▶ Problem
Search the data for the word "Argo" and copy every line that contains it.

▶ Records supplied
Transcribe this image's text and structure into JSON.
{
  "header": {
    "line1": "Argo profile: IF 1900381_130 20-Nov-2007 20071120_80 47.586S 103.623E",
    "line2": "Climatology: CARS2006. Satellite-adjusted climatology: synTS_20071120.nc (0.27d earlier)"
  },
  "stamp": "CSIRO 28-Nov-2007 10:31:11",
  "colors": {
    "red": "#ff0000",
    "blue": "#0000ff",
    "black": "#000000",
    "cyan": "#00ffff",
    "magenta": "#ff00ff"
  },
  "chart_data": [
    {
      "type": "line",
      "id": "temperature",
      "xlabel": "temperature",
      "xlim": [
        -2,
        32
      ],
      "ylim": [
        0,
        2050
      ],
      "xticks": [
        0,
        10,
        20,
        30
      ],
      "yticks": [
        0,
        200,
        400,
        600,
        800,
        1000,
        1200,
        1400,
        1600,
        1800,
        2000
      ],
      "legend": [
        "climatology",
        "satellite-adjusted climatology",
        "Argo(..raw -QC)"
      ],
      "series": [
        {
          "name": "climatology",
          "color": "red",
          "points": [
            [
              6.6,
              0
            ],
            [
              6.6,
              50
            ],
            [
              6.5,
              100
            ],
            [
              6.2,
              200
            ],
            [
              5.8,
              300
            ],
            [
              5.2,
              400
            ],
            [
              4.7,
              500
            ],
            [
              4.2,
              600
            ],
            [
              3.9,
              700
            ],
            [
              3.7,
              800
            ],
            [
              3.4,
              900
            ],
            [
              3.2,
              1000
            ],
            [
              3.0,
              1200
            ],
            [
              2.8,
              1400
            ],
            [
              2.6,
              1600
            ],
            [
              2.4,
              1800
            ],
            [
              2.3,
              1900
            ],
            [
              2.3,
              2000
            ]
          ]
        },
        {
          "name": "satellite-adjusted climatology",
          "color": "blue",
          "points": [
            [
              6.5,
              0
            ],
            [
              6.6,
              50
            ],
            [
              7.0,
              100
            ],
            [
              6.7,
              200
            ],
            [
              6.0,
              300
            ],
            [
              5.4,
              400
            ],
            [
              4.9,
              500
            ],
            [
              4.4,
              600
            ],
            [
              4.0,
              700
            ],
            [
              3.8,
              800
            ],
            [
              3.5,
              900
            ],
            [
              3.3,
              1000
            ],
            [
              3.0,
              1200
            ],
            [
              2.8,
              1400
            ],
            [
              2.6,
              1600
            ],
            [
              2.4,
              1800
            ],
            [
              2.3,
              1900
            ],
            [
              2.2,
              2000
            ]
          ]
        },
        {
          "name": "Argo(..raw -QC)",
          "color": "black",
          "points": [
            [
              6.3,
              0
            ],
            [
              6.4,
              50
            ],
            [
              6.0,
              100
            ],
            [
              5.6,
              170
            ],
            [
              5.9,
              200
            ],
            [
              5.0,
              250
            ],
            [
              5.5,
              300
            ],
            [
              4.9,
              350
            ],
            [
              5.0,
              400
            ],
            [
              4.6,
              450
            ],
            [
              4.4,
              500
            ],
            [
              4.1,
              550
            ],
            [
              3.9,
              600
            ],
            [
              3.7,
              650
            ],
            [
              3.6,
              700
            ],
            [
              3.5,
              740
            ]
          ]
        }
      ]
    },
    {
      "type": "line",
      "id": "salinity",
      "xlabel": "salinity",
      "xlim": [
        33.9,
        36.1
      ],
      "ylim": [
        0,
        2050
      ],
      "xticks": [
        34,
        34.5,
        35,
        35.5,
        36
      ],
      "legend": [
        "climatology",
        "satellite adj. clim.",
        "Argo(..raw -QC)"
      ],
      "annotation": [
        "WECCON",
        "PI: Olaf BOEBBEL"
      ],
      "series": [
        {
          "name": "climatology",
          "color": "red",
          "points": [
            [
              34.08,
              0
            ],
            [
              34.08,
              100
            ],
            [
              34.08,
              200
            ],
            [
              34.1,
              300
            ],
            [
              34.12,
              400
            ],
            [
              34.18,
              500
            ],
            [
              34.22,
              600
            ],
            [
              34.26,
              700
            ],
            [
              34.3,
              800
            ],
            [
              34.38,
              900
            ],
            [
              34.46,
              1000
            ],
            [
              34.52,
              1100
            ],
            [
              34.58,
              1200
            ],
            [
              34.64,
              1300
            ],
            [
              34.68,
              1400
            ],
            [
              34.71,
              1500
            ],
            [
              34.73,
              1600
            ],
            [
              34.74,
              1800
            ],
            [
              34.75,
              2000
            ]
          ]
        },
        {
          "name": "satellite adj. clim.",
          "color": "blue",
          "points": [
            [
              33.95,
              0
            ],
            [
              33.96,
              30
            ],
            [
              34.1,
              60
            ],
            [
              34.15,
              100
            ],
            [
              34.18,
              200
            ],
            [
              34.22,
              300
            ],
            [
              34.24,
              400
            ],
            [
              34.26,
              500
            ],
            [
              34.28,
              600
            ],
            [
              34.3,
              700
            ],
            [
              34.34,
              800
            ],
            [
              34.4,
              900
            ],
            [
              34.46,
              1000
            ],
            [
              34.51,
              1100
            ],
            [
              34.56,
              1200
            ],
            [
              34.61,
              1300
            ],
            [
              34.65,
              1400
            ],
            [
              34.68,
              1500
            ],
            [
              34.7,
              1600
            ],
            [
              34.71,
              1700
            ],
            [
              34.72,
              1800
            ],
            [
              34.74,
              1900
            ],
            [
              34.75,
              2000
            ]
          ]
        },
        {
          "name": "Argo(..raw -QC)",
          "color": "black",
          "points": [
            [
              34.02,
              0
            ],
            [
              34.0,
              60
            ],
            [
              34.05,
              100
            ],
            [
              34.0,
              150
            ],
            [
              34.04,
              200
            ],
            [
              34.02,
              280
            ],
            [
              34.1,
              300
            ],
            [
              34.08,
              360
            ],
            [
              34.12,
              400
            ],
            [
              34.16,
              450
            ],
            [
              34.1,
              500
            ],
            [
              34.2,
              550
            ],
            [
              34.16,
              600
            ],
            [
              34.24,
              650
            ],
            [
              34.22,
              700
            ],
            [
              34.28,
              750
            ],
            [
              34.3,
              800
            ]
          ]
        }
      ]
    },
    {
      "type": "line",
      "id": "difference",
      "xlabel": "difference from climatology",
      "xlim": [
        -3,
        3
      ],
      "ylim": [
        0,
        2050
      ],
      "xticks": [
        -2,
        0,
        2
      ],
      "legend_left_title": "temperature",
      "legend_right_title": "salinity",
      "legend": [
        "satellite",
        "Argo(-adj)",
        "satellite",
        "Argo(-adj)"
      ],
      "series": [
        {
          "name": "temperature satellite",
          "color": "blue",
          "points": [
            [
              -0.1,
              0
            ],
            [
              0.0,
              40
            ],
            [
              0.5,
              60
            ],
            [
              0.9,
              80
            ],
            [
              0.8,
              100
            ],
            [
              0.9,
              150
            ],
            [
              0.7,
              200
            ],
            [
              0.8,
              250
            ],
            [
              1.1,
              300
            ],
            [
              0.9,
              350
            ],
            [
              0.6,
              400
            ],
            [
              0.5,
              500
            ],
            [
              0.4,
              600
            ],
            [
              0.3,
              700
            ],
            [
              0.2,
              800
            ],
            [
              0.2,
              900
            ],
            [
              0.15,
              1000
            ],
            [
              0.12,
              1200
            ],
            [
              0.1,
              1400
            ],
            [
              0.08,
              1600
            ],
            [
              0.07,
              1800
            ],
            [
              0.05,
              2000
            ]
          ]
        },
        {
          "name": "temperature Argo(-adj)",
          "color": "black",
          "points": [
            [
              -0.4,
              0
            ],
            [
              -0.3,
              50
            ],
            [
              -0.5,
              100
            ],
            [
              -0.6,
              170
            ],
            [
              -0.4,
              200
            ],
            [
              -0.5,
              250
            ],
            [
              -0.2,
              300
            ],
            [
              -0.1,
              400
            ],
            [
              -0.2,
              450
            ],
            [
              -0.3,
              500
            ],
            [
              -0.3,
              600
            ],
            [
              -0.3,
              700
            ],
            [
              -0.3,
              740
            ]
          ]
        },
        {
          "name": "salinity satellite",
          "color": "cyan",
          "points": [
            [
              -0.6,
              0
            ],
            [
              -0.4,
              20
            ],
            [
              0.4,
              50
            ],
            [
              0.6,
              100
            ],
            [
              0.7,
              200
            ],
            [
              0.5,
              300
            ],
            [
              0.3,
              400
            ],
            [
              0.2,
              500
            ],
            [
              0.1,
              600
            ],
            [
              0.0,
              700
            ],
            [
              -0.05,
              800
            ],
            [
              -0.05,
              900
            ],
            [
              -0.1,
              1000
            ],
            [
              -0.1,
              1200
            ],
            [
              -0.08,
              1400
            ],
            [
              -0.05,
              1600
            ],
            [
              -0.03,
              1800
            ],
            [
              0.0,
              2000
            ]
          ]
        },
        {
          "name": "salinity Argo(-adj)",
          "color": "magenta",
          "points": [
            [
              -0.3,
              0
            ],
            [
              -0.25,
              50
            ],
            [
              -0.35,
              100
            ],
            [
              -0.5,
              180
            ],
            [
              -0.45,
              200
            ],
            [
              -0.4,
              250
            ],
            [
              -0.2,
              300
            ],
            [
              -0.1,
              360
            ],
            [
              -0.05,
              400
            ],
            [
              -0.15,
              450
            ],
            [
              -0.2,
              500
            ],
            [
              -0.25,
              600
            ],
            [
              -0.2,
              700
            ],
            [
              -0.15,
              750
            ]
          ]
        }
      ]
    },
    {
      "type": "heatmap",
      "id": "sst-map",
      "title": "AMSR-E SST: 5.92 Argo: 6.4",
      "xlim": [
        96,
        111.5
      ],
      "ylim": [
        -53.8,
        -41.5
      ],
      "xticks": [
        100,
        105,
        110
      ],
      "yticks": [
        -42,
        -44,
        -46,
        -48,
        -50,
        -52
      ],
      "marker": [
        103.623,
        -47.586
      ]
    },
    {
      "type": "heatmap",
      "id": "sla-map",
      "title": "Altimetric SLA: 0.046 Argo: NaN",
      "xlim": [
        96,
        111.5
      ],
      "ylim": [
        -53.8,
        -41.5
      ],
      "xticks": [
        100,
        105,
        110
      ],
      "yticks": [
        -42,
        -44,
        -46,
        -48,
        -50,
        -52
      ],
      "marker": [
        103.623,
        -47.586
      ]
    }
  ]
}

▶ Solution for this task
    "line1": "Argo profile: IF 1900381_130 20-Nov-2007 20071120_80 47.586S 103.623E",
        "Argo(..raw -QC)"
          "name": "Argo(..raw -QC)",
        "Argo(..raw -QC)"
          "name": "Argo(..raw -QC)",
        "Argo(-adj)",
        "Argo(-adj)"
          "name": "temperature Argo(-adj)",
          "name": "salinity Argo(-adj)",
      "title": "AMSR-E SST: 5.92 Argo: 6.4",
      "title": "Altimetric SLA: 0.046 Argo: NaN",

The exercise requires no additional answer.